Skip the pictures and repeat each line of the data exactly.

>> Begin DATASET ROWS

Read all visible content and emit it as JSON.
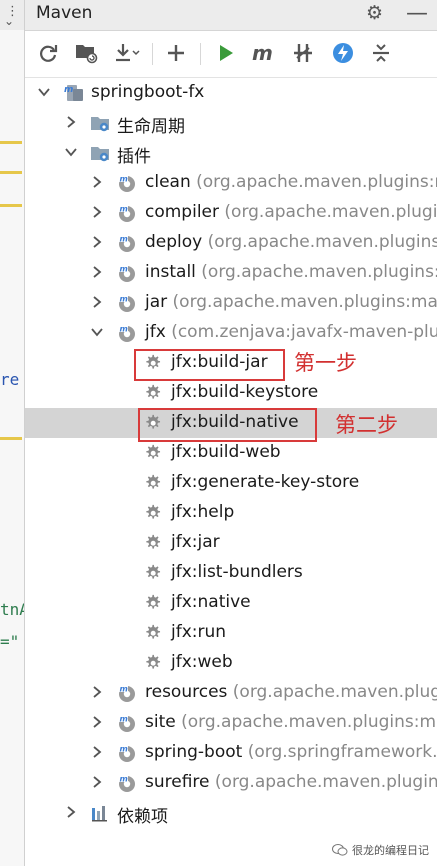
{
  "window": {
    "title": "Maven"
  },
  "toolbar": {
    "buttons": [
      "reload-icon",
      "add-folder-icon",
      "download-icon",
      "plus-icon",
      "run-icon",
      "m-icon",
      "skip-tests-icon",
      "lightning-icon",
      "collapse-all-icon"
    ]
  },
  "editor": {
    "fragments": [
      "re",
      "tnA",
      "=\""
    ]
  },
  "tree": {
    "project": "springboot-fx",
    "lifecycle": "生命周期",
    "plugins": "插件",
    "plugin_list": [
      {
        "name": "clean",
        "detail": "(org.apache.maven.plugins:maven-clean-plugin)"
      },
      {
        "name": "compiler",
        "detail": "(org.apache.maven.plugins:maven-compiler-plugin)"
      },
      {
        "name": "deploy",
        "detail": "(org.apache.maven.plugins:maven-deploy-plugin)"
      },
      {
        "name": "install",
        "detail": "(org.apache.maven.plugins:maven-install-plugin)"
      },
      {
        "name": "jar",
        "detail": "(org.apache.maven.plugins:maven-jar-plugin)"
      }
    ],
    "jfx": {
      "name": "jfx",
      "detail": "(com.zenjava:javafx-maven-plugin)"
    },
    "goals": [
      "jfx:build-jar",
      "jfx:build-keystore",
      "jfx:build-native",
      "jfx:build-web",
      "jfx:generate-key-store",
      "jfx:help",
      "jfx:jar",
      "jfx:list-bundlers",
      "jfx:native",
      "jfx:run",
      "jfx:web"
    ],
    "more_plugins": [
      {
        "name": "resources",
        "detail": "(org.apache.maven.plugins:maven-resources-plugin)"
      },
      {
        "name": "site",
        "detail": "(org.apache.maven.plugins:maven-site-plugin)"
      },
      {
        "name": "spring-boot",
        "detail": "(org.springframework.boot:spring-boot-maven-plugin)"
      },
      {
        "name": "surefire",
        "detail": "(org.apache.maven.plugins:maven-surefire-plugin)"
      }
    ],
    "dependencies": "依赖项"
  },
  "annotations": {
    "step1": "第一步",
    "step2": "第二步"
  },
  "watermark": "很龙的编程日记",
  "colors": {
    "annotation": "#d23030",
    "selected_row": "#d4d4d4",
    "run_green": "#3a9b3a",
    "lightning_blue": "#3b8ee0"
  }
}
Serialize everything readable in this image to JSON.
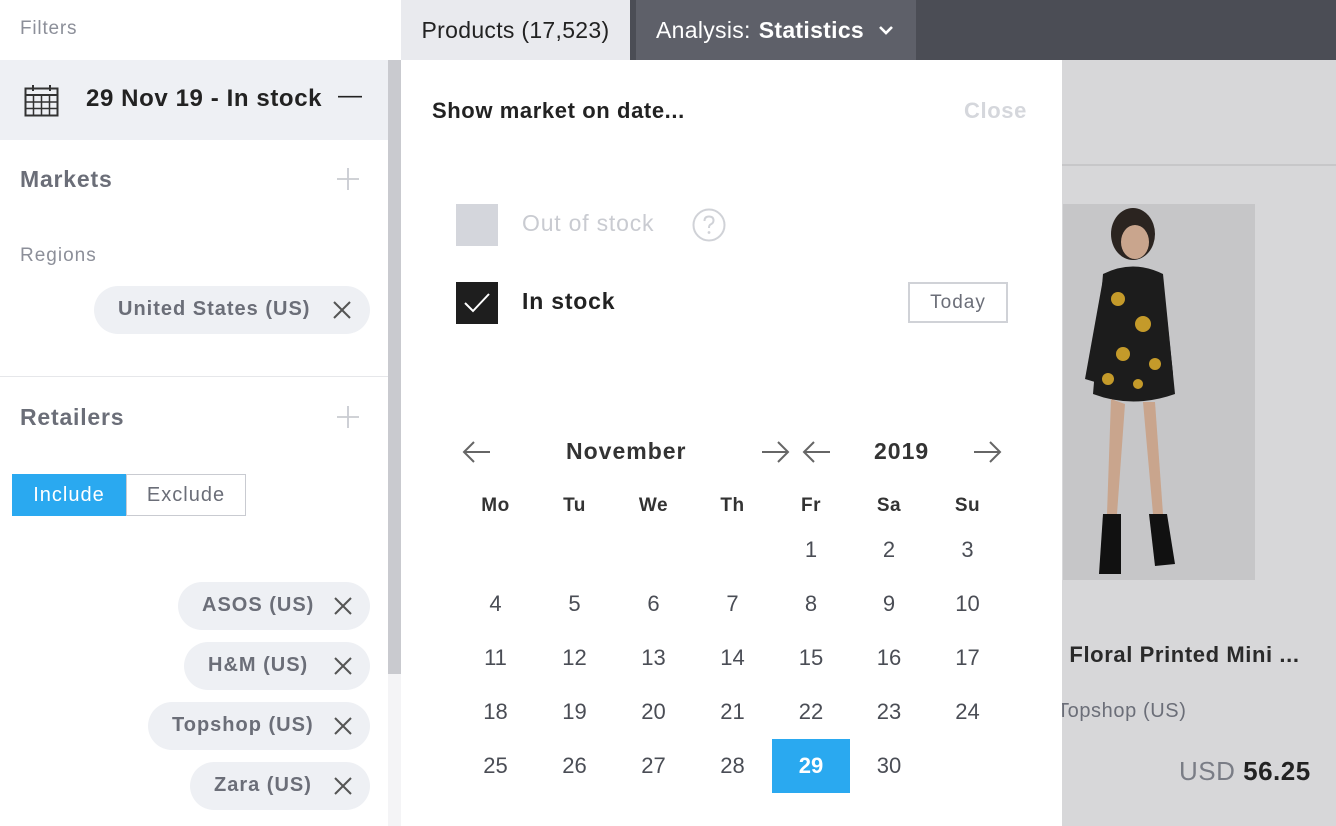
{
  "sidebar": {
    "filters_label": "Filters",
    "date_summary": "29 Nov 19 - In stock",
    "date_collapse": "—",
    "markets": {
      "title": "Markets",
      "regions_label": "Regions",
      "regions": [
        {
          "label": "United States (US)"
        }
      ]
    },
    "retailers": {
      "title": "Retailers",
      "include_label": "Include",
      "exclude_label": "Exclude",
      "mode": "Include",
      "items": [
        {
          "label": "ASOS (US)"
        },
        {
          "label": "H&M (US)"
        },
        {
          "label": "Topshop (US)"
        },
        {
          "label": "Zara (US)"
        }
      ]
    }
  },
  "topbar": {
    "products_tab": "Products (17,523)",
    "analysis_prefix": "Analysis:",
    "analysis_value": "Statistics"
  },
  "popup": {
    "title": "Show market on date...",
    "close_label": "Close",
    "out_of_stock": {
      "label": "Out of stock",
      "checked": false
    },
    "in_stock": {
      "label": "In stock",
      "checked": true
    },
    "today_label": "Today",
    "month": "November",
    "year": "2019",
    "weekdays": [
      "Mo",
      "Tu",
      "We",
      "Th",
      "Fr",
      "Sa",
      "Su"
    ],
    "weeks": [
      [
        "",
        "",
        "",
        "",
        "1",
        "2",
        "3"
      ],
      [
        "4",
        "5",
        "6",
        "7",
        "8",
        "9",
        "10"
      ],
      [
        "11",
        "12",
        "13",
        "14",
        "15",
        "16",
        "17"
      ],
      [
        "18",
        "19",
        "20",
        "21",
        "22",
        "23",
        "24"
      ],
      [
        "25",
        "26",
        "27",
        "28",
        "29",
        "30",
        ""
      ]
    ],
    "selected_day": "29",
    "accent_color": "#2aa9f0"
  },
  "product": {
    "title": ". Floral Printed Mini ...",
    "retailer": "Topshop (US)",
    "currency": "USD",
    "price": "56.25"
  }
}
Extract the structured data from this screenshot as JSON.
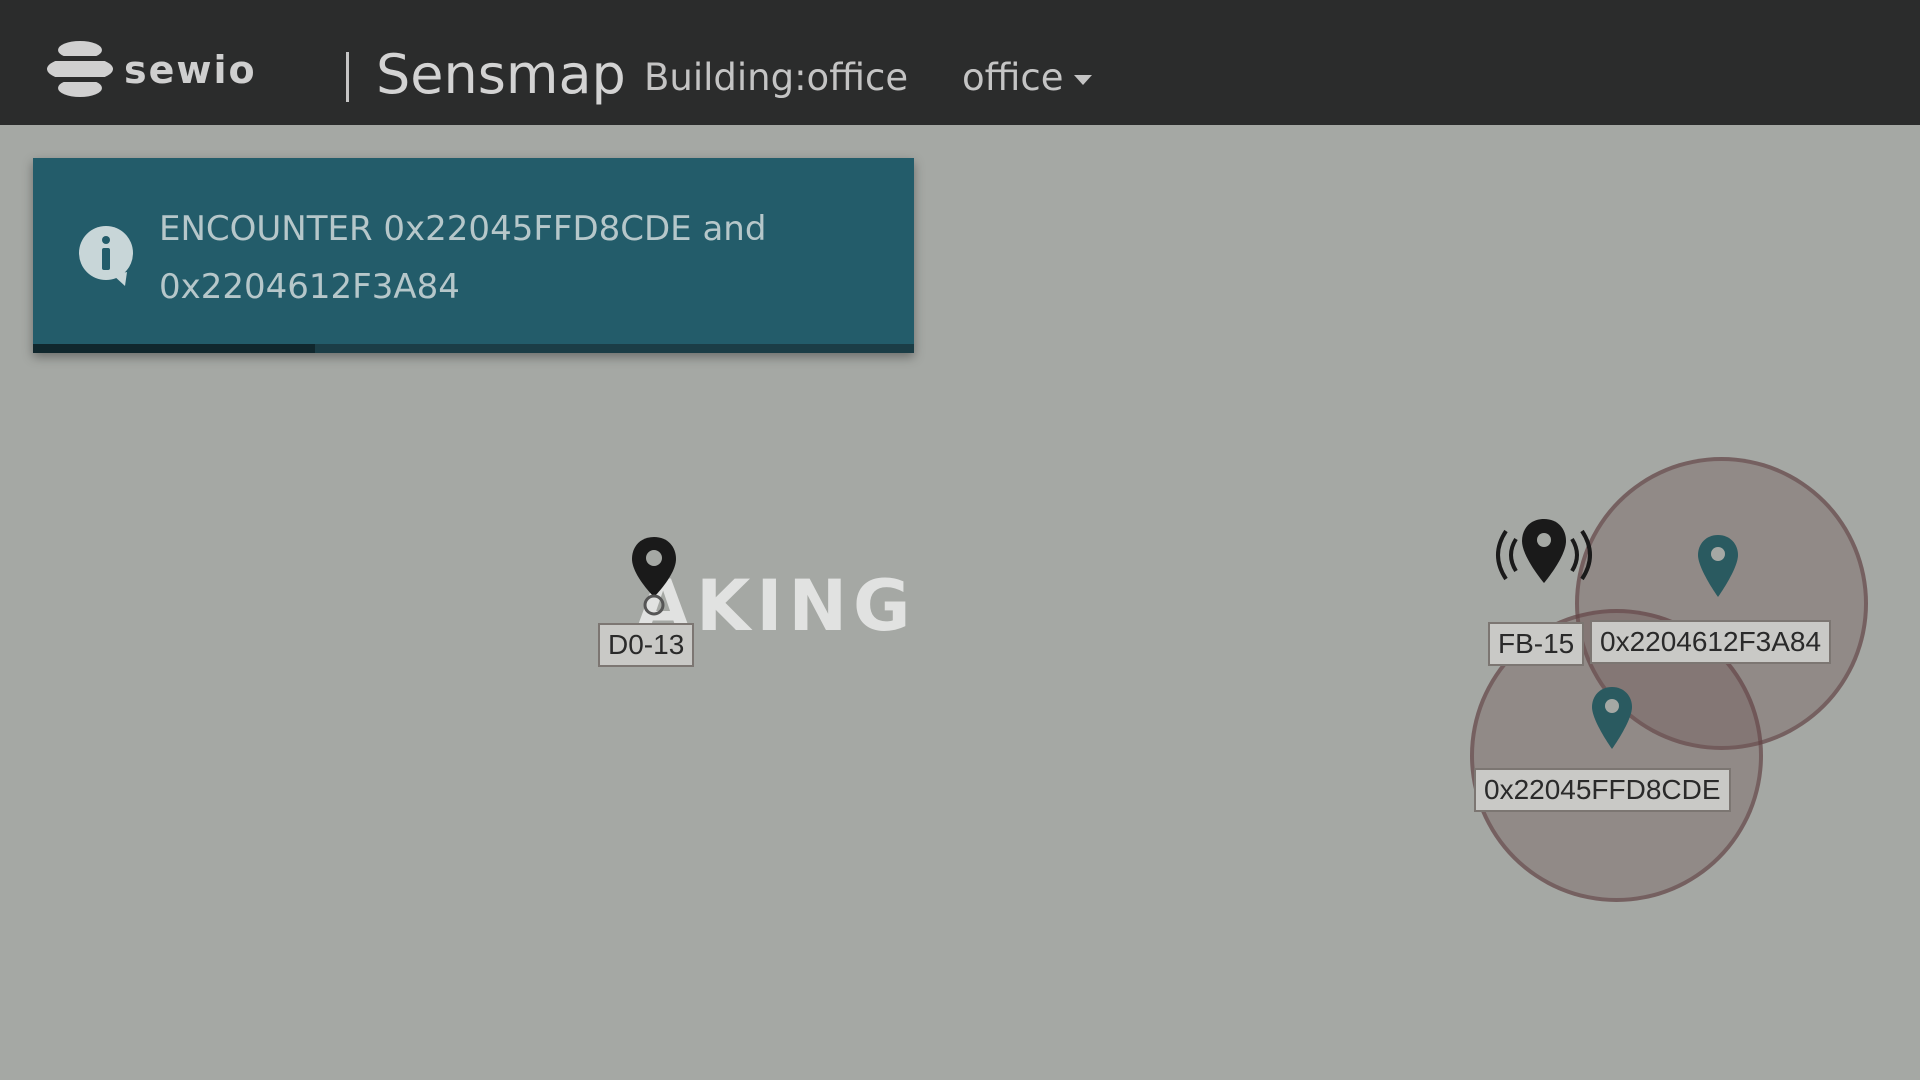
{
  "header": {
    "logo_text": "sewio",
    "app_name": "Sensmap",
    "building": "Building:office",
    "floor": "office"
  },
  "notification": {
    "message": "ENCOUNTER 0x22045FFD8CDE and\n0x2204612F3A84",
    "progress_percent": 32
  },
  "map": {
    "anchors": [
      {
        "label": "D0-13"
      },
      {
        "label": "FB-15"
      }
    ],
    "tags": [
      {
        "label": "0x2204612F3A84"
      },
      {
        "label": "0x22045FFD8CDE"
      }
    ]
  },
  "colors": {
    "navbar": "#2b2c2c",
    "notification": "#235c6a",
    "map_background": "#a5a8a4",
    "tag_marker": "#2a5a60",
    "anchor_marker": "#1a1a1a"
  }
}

>> End DATASET ROWS

### FINAL RESULT
Read all visible content and emit it as JSON.
{
  "window": {
    "title": "Maven"
  },
  "toolbar": {
    "buttons": [
      "reload-icon",
      "add-folder-icon",
      "download-icon",
      "plus-icon",
      "run-icon",
      "m-icon",
      "skip-tests-icon",
      "lightning-icon",
      "collapse-all-icon"
    ]
  },
  "editor": {
    "fragments": [
      "re",
      "tnA",
      "=\""
    ]
  },
  "tree": {
    "project": "springboot-fx",
    "lifecycle": "生命周期",
    "plugins": "插件",
    "plugin_list": [
      {
        "name": "clean",
        "detail": "(org.apache.maven.plugins:maven-clean-plugin)"
      },
      {
        "name": "compiler",
        "detail": "(org.apache.maven.plugins:maven-compiler-plugin)"
      },
      {
        "name": "deploy",
        "detail": "(org.apache.maven.plugins:maven-deploy-plugin)"
      },
      {
        "name": "install",
        "detail": "(org.apache.maven.plugins:maven-install-plugin)"
      },
      {
        "name": "jar",
        "detail": "(org.apache.maven.plugins:maven-jar-plugin)"
      }
    ],
    "jfx": {
      "name": "jfx",
      "detail": "(com.zenjava:javafx-maven-plugin)"
    },
    "goals": [
      "jfx:build-jar",
      "jfx:build-keystore",
      "jfx:build-native",
      "jfx:build-web",
      "jfx:generate-key-store",
      "jfx:help",
      "jfx:jar",
      "jfx:list-bundlers",
      "jfx:native",
      "jfx:run",
      "jfx:web"
    ],
    "more_plugins": [
      {
        "name": "resources",
        "detail": "(org.apache.maven.plugins:maven-resources-plugin)"
      },
      {
        "name": "site",
        "detail": "(org.apache.maven.plugins:maven-site-plugin)"
      },
      {
        "name": "spring-boot",
        "detail": "(org.springframework.boot:spring-boot-maven-plugin)"
      },
      {
        "name": "surefire",
        "detail": "(org.apache.maven.plugins:maven-surefire-plugin)"
      }
    ],
    "dependencies": "依赖项"
  },
  "annotations": {
    "step1": "第一步",
    "step2": "第二步"
  },
  "watermark": "很龙的编程日记",
  "colors": {
    "annotation": "#d23030",
    "selected_row": "#d4d4d4",
    "run_green": "#3a9b3a",
    "lightning_blue": "#3b8ee0"
  }
}
Serialize everything readable in this image to JSON.
{
  "sidebar": {
    "filters_label": "Filters",
    "date_summary": "29 Nov 19 - In stock",
    "date_collapse": "—",
    "markets": {
      "title": "Markets",
      "regions_label": "Regions",
      "regions": [
        {
          "label": "United States (US)"
        }
      ]
    },
    "retailers": {
      "title": "Retailers",
      "include_label": "Include",
      "exclude_label": "Exclude",
      "mode": "Include",
      "items": [
        {
          "label": "ASOS (US)"
        },
        {
          "label": "H&M (US)"
        },
        {
          "label": "Topshop (US)"
        },
        {
          "label": "Zara (US)"
        }
      ]
    }
  },
  "topbar": {
    "products_tab": "Products (17,523)",
    "analysis_prefix": "Analysis:",
    "analysis_value": "Statistics"
  },
  "popup": {
    "title": "Show market on date...",
    "close_label": "Close",
    "out_of_stock": {
      "label": "Out of stock",
      "checked": false
    },
    "in_stock": {
      "label": "In stock",
      "checked": true
    },
    "today_label": "Today",
    "month": "November",
    "year": "2019",
    "weekdays": [
      "Mo",
      "Tu",
      "We",
      "Th",
      "Fr",
      "Sa",
      "Su"
    ],
    "weeks": [
      [
        "",
        "",
        "",
        "",
        "1",
        "2",
        "3"
      ],
      [
        "4",
        "5",
        "6",
        "7",
        "8",
        "9",
        "10"
      ],
      [
        "11",
        "12",
        "13",
        "14",
        "15",
        "16",
        "17"
      ],
      [
        "18",
        "19",
        "20",
        "21",
        "22",
        "23",
        "24"
      ],
      [
        "25",
        "26",
        "27",
        "28",
        "29",
        "30",
        ""
      ]
    ],
    "selected_day": "29",
    "accent_color": "#2aa9f0"
  },
  "product": {
    "title": ". Floral Printed Mini ...",
    "retailer": "Topshop (US)",
    "currency": "USD",
    "price": "56.25"
  }
}
Extract the structured data from this screenshot as JSON.
{
  "header": {
    "logo_text": "sewio",
    "app_name": "Sensmap",
    "building": "Building:office",
    "floor": "office"
  },
  "notification": {
    "message": "ENCOUNTER 0x22045FFD8CDE and\n0x2204612F3A84",
    "progress_percent": 32
  },
  "map": {
    "anchors": [
      {
        "label": "D0-13"
      },
      {
        "label": "FB-15"
      }
    ],
    "tags": [
      {
        "label": "0x2204612F3A84"
      },
      {
        "label": "0x22045FFD8CDE"
      }
    ]
  },
  "colors": {
    "navbar": "#2b2c2c",
    "notification": "#235c6a",
    "map_background": "#a5a8a4",
    "tag_marker": "#2a5a60",
    "anchor_marker": "#1a1a1a"
  }
}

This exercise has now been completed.